WORK TO DO:
Read the material below. Count the lines containing "icon" and give that count alone.

RECORDS:
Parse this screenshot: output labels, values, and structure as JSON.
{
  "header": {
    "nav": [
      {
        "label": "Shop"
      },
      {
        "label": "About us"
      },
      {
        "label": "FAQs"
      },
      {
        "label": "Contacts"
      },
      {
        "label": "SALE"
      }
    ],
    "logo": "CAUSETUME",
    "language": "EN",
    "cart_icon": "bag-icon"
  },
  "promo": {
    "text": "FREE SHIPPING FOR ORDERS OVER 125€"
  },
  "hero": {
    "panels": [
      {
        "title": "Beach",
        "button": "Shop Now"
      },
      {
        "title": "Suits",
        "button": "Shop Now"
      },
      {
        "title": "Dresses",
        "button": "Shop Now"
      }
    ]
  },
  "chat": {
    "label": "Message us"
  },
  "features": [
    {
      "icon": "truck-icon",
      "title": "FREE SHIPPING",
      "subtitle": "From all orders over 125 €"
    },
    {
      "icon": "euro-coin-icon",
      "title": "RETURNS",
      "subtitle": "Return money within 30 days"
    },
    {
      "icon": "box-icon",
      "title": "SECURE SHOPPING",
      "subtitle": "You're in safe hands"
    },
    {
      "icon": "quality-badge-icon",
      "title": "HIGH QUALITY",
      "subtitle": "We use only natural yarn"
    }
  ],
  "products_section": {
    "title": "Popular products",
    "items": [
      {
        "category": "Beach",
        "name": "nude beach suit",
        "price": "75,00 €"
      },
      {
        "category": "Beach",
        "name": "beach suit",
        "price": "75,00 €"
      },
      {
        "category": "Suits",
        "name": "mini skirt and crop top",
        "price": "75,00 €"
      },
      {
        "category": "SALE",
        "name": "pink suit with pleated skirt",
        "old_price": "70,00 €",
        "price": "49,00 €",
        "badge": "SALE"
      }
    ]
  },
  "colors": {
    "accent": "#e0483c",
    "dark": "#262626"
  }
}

COMPLETED TASK:
5